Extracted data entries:
'''
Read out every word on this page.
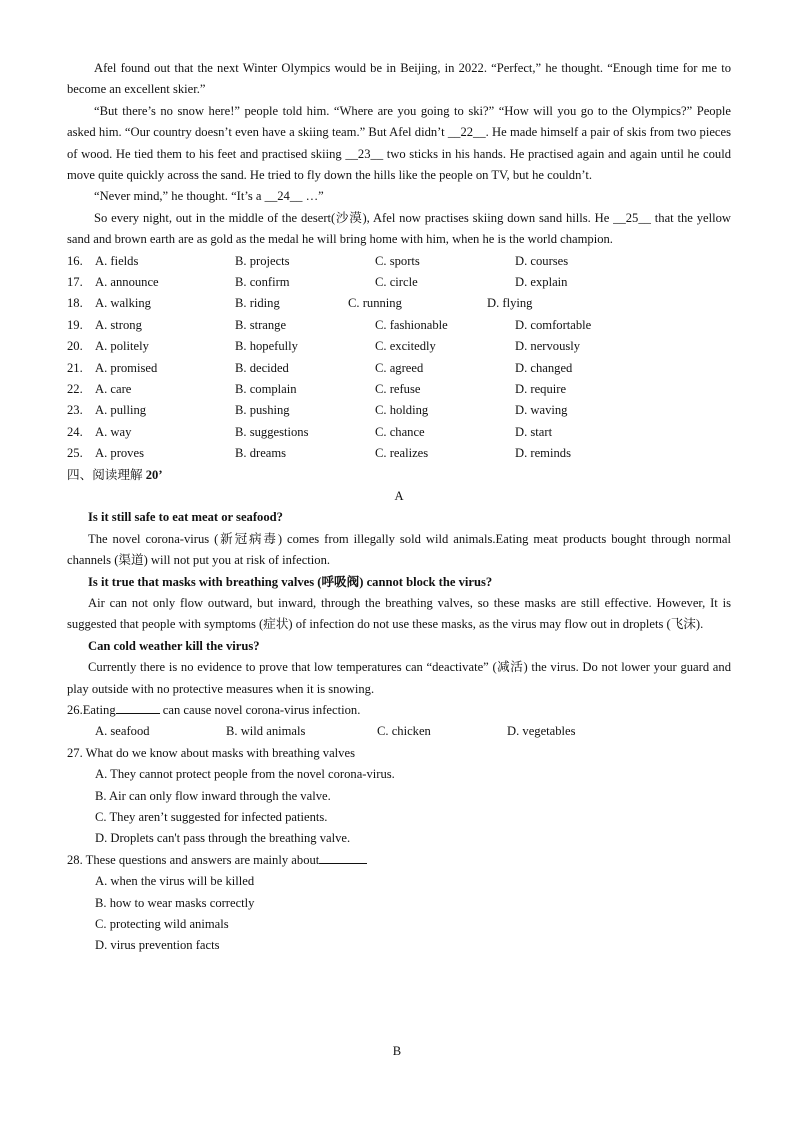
Afel found out that the next Winter Olympics would be in Beijing, in 2022. “Perfect,” he thought. “Enough time for me to become an excellent skier.”

“But there’s no snow here!” people told him. “Where are you going to ski?” “How will you go to the Olympics?” People asked him. “Our country doesn’t even have a skiing team.” But Afel didn’t __22__. He made himself a pair of skis from two pieces of wood. He tied them to his feet and practised skiing __23__ two sticks in his hands. He practised again and again until he could move quite quickly across the sand. He tried to fly down the hills like the people on TV, but he couldn’t.

“Never mind,” he thought. “It’s a __24__ …”

So every night, out in the middle of the desert(沙漠), Afel now practises skiing down sand hills. He __25__ that the yellow sand and brown earth are as gold as the medal he will bring home with him, when he is the world champion.

16. A. fields	B. projects	C. sports	D. courses
17. A. announce	B. confirm	C. circle	D. explain
18. A. walking	B. riding	C. running	D. flying
19. A. strong	B. strange	C. fashionable	D. comfortable
20. A. politely	B. hopefully	C. excitedly	D. nervously
21. A. promised	B. decided	C. agreed	D. changed
22. A. care	B. complain	C. refuse	D. require
23. A. pulling	B. pushing	C. holding	D. waving
24. A. way	B. suggestions	C. chance	D. start
25. A. proves	B. dreams	C. realizes	D. reminds
四、阅读理解 20’
A

Is it still safe to eat meat or seafood?

The novel corona-virus (新冠病毒) comes from illegally sold wild animals.Eating meat products bought through normal channels (渠道) will not put you at risk of infection.

Is it true that masks with breathing valves (呼吸阀) cannot block the virus?

Air can not only flow outward, but inward, through the breathing valves, so these masks are still effective. However, It is suggested that people with symptoms (症状) of infection do not use these masks, as the virus may flow out in droplets (飞沫).

Can cold weather kill the virus?

Currently there is no evidence to prove that low temperatures can “deactivate” (减活) the virus. Do not lower your guard and play outside with no protective measures when it is snowing.

26.Eating	can cause novel corona-virus infection.
A. seafood	B. wild animals	C. chicken	D. vegetables
27. What do we know about masks with breathing valves
A. They cannot protect people from the novel corona-virus.
B. Air can only flow inward through the valve.
C. They aren’t suggested for infected patients.
D. Droplets can't pass through the breathing valve.
28. These questions and answers are mainly about
A. when the virus will be killed
B. how to wear masks correctly
C. protecting wild animals
D. virus prevention facts
B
'''
_YOUR ASSIGNMENT_
Gather each line in the entries above where the string "Olympics" is found.

_TASK OUTPUT_
Afel found out that the next Winter Olympics would be in Beijing, in 2022. “Perfect,” he thought. “Enough time for me to become an excellent skier.”
“But there’s no snow here!” people told him. “Where are you going to ski?” “How will you go to the Olympics?” People asked him. “Our country doesn’t even have a skiing team.” But Afel didn’t __22__. He made himself a pair of skis from two pieces of wood. He tied them to his feet and practised skiing __23__ two sticks in his hands. He practised again and again until he could move quite quickly across the sand. He tried to fly down the hills like the people on TV, but he couldn’t.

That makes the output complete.